_Directive_
Copy every line of each record below word for word, with nothing changed or left out.
## begin Data excerpts
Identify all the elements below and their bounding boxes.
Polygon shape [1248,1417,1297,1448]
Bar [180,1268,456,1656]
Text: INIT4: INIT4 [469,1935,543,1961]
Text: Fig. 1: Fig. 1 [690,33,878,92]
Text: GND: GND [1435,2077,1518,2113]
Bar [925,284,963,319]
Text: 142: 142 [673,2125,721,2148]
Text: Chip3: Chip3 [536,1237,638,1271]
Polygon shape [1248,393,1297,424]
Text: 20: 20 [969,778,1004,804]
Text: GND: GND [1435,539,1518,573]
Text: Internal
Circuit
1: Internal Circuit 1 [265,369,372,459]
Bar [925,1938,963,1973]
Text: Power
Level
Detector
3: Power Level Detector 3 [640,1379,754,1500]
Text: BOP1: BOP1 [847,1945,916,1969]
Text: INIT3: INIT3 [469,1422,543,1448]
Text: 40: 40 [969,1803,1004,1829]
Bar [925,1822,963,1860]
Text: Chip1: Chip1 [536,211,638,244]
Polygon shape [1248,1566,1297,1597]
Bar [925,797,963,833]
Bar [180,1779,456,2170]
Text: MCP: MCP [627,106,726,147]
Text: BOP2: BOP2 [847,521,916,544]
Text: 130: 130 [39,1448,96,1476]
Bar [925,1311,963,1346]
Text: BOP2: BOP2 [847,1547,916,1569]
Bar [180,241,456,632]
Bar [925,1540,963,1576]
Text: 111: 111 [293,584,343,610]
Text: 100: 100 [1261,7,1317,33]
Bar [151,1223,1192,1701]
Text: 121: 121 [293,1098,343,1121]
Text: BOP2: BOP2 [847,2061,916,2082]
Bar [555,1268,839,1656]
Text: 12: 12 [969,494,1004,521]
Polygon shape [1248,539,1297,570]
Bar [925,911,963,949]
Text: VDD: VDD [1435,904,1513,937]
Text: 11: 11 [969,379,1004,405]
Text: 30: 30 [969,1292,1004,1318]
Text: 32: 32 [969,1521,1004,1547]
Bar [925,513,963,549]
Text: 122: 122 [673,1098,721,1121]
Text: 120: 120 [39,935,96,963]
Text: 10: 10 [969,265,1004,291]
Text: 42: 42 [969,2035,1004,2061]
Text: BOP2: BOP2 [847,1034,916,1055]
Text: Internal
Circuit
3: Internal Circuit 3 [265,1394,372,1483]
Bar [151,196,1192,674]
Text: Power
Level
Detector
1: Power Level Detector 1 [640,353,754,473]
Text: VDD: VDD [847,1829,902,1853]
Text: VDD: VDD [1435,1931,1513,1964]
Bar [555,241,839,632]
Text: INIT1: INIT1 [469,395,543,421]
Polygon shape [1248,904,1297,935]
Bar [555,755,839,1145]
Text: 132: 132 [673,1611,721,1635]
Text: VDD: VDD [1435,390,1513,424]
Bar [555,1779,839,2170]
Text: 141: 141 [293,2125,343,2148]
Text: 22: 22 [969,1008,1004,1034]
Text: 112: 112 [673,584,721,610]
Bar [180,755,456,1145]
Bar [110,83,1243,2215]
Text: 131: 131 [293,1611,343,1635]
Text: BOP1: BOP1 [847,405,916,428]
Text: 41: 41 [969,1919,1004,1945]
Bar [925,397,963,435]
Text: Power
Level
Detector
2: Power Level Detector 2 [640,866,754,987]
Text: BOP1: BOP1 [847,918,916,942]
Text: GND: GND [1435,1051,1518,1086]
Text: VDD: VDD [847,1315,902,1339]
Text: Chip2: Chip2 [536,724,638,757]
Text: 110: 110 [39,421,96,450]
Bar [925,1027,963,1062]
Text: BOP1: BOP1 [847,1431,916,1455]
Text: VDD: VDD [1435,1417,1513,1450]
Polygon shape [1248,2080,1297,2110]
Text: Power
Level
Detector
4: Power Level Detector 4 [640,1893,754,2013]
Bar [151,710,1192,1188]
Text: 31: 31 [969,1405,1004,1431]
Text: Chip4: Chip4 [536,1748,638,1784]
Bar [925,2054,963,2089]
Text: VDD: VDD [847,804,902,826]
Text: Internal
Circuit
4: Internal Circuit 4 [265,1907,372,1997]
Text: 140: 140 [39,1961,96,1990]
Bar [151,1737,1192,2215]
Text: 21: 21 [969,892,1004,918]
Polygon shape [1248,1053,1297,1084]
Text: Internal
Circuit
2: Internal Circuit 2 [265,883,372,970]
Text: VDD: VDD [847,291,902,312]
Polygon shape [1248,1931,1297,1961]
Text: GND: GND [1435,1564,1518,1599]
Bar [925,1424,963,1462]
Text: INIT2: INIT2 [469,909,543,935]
## end Data excerpts
_Complete output_
Identify all the elements below and their bounding boxes.
Polygon shape [1248,1417,1297,1448]
Bar [180,1268,456,1656]
Text: INIT4: INIT4 [469,1935,543,1961]
Text: Fig. 1: Fig. 1 [690,33,878,92]
Text: GND: GND [1435,2077,1518,2113]
Bar [925,284,963,319]
Text: 142: 142 [673,2125,721,2148]
Text: Chip3: Chip3 [536,1237,638,1271]
Polygon shape [1248,393,1297,424]
Text: 20: 20 [969,778,1004,804]
Text: GND: GND [1435,539,1518,573]
Text: Internal
Circuit
1: Internal Circuit 1 [265,369,372,459]
Bar [925,1938,963,1973]
Text: Power
Level
Detector
3: Power Level Detector 3 [640,1379,754,1500]
Text: BOP1: BOP1 [847,1945,916,1969]
Text: INIT3: INIT3 [469,1422,543,1448]
Text: 40: 40 [969,1803,1004,1829]
Bar [925,1822,963,1860]
Text: Chip1: Chip1 [536,211,638,244]
Polygon shape [1248,1566,1297,1597]
Bar [925,797,963,833]
Bar [180,1779,456,2170]
Text: MCP: MCP [627,106,726,147]
Text: BOP2: BOP2 [847,521,916,544]
Text: 130: 130 [39,1448,96,1476]
Bar [925,1311,963,1346]
Text: BOP2: BOP2 [847,1547,916,1569]
Bar [180,241,456,632]
Bar [925,1540,963,1576]
Text: 111: 111 [293,584,343,610]
Text: 100: 100 [1261,7,1317,33]
Bar [151,1223,1192,1701]
Text: 121: 121 [293,1098,343,1121]
Text: BOP2: BOP2 [847,2061,916,2082]
Bar [555,1268,839,1656]
Text: 12: 12 [969,494,1004,521]
Polygon shape [1248,539,1297,570]
Bar [925,911,963,949]
Text: VDD: VDD [1435,904,1513,937]
Text: 11: 11 [969,379,1004,405]
Text: 30: 30 [969,1292,1004,1318]
Text: 32: 32 [969,1521,1004,1547]
Bar [925,513,963,549]
Text: 122: 122 [673,1098,721,1121]
Text: 120: 120 [39,935,96,963]
Text: 10: 10 [969,265,1004,291]
Text: 42: 42 [969,2035,1004,2061]
Text: BOP2: BOP2 [847,1034,916,1055]
Text: Internal
Circuit
3: Internal Circuit 3 [265,1394,372,1483]
Bar [151,196,1192,674]
Text: Power
Level
Detector
1: Power Level Detector 1 [640,353,754,473]
Text: VDD: VDD [847,1829,902,1853]
Text: VDD: VDD [1435,1931,1513,1964]
Bar [555,241,839,632]
Text: INIT1: INIT1 [469,395,543,421]
Polygon shape [1248,904,1297,935]
Bar [555,755,839,1145]
Text: 132: 132 [673,1611,721,1635]
Text: VDD: VDD [1435,390,1513,424]
Bar [555,1779,839,2170]
Text: 141: 141 [293,2125,343,2148]
Text: 22: 22 [969,1008,1004,1034]
Text: 112: 112 [673,584,721,610]
Bar [180,755,456,1145]
Bar [110,83,1243,2215]
Text: 131: 131 [293,1611,343,1635]
Text: BOP1: BOP1 [847,405,916,428]
Text: 41: 41 [969,1919,1004,1945]
Bar [925,397,963,435]
Text: Power
Level
Detector
2: Power Level Detector 2 [640,866,754,987]
Text: BOP1: BOP1 [847,918,916,942]
Text: GND: GND [1435,1051,1518,1086]
Text: VDD: VDD [847,1315,902,1339]
Text: Chip2: Chip2 [536,724,638,757]
Text: 110: 110 [39,421,96,450]
Bar [925,1027,963,1062]
Text: BOP1: BOP1 [847,1431,916,1455]
Text: VDD: VDD [1435,1417,1513,1450]
Polygon shape [1248,2080,1297,2110]
Text: Power
Level
Detector
4: Power Level Detector 4 [640,1893,754,2013]
Bar [151,710,1192,1188]
Text: 31: 31 [969,1405,1004,1431]
Text: Chip4: Chip4 [536,1748,638,1784]
Bar [925,2054,963,2089]
Text: VDD: VDD [847,804,902,826]
Text: Internal
Circuit
4: Internal Circuit 4 [265,1907,372,1997]
Text: 140: 140 [39,1961,96,1990]
Bar [151,1737,1192,2215]
Text: 21: 21 [969,892,1004,918]
Polygon shape [1248,1053,1297,1084]
Text: Internal
Circuit
2: Internal Circuit 2 [265,883,372,970]
Text: VDD: VDD [847,291,902,312]
Polygon shape [1248,1931,1297,1961]
Text: GND: GND [1435,1564,1518,1599]
Bar [925,1424,963,1462]
Text: INIT2: INIT2 [469,909,543,935]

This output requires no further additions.